» **Written task**
Copy each line of the data below exactly, leaving out pictures.

**** Task data ****

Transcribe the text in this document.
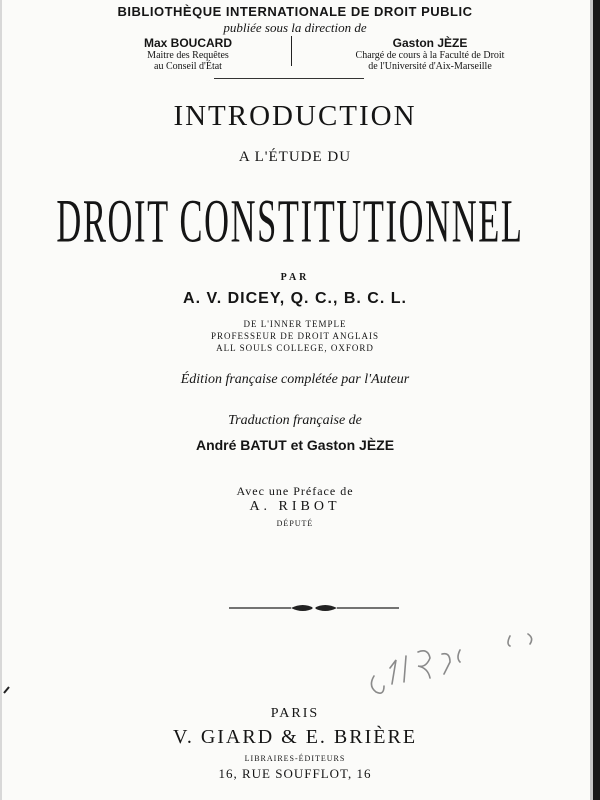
BIBLIOTHÈQUE INTERNATIONALE DE DROIT PUBLIC
publiée sous la direction de
Max BOUCARD
Maitre des Requêtes
au Conseil d'État
Gaston JÈZE
Chargé de cours à la Faculté de Droit
de l'Université d'Aix-Marseille
INTRODUCTION
A L'ÉTUDE DU
DROIT CONSTITUTIONNEL
PAR
A. V. DICEY, Q. C., B. C. L.
DE L'INNER TEMPLE
PROFESSEUR DE DROIT ANGLAIS
ALL SOULS COLLEGE, OXFORD
Édition française complétée par l'Auteur
Traduction française de
André BATUT et Gaston JÈZE
Avec une Préface de
A. RIBOT
DÉPUTÉ
PARIS
V. GIARD & E. BRIÈRE
LIBRAIRES-ÉDITEURS
16, RUE SOUFFLOT, 16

****

» **Exercise output**
Transcribe the text in this document.
BIBLIOTHÈQUE INTERNATIONALE DE DROIT PUBLIC
publiée sous la direction de
Max BOUCARD
Maitre des Requêtes
au Conseil d'État
Gaston JÈZE
Chargé de cours à la Faculté de Droit
de l'Université d'Aix-Marseille
INTRODUCTION
A L'ÉTUDE DU
DROIT CONSTITUTIONNEL
PAR
A. V. DICEY, Q. C., B. C. L.
DE L'INNER TEMPLE
PROFESSEUR DE DROIT ANGLAIS
ALL SOULS COLLEGE, OXFORD
Édition française complétée par l'Auteur
Traduction française de
André BATUT et Gaston JÈZE
Avec une Préface de
A. RIBOT
DÉPUTÉ
PARIS
V. GIARD & E. BRIÈRE
LIBRAIRES-ÉDITEURS
16, RUE SOUFFLOT, 16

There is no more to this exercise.